> **Written task**: Check each line for the string "pptx", then give only how many lines have it.

> **Input records**:
* Begin *

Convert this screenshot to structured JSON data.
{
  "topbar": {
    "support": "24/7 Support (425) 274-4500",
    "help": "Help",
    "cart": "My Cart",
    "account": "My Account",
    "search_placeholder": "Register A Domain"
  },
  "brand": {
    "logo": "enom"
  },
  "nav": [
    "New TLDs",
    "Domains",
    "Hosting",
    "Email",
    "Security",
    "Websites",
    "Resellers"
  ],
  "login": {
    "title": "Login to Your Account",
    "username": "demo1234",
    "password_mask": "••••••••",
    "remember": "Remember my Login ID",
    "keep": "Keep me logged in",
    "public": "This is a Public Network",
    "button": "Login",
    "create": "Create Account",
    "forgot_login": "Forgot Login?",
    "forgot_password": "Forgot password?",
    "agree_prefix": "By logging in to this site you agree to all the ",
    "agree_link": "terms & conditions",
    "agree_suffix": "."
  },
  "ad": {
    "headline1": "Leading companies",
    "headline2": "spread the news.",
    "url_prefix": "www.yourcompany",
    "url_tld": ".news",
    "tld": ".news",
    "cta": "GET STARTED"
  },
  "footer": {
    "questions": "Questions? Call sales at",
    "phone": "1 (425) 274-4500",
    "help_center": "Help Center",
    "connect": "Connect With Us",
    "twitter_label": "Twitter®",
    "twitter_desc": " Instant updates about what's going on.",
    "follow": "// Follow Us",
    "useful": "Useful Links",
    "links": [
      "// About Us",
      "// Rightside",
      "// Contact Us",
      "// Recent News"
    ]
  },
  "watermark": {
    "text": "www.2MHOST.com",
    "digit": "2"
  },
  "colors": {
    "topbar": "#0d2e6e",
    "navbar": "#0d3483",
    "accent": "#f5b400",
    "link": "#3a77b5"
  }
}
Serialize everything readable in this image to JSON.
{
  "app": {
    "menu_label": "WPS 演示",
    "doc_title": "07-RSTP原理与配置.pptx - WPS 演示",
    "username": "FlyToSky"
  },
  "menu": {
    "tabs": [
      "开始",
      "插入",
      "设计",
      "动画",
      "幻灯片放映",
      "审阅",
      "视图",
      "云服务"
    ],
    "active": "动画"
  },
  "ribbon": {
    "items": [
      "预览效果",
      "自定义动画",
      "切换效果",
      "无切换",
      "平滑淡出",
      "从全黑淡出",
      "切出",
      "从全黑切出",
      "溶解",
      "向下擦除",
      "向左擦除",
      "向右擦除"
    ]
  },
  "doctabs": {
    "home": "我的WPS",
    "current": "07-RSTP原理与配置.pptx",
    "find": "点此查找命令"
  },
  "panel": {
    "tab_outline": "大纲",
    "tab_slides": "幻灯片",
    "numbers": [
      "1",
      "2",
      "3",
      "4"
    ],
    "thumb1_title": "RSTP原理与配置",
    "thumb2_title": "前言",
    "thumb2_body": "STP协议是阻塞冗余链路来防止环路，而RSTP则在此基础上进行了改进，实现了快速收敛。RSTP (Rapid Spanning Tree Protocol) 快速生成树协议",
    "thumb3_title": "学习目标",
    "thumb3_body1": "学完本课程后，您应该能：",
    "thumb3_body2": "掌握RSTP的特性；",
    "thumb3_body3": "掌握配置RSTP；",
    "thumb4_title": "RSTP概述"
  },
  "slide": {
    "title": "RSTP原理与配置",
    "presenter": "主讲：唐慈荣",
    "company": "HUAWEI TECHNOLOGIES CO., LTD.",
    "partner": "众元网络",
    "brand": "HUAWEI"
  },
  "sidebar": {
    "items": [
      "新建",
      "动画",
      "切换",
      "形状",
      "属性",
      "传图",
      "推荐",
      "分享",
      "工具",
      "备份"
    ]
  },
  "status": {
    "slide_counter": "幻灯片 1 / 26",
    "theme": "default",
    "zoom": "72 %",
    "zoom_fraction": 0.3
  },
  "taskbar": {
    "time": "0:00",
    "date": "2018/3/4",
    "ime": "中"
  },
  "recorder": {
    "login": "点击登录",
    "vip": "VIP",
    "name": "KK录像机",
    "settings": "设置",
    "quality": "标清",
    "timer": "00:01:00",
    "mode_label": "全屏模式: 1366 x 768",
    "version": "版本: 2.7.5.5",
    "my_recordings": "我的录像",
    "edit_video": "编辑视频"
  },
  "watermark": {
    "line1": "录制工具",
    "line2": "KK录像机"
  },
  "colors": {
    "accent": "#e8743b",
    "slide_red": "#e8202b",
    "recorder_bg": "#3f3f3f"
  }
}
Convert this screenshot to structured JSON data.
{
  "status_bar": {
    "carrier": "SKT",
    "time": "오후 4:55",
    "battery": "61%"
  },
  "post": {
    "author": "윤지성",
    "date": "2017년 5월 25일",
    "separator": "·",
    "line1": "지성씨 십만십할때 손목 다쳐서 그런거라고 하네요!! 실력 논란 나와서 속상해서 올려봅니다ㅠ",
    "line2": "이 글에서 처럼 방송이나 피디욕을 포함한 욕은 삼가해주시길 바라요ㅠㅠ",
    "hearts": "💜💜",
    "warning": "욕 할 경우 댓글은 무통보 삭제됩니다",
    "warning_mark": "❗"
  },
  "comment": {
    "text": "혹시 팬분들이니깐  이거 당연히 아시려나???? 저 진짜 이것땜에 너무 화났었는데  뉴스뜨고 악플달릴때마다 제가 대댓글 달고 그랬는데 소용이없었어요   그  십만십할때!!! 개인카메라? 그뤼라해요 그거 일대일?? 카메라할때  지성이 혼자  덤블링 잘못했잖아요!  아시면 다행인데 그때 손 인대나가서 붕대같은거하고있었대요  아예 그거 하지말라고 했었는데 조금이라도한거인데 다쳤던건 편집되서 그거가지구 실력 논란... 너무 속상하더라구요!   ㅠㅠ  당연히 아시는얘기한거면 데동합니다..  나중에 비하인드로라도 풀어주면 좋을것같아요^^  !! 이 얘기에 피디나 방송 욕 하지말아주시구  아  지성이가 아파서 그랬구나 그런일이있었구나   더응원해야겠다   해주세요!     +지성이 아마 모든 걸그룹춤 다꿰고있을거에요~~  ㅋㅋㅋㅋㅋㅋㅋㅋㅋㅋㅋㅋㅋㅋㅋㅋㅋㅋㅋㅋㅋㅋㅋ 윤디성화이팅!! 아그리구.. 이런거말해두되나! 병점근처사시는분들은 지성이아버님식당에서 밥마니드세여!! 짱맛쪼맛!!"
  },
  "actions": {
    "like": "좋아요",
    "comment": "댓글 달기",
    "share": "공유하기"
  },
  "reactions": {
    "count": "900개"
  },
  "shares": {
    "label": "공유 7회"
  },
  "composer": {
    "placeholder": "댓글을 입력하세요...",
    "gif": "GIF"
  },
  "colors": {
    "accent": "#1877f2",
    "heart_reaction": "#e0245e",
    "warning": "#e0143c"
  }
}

* End *

> **Response to this exercise**: 2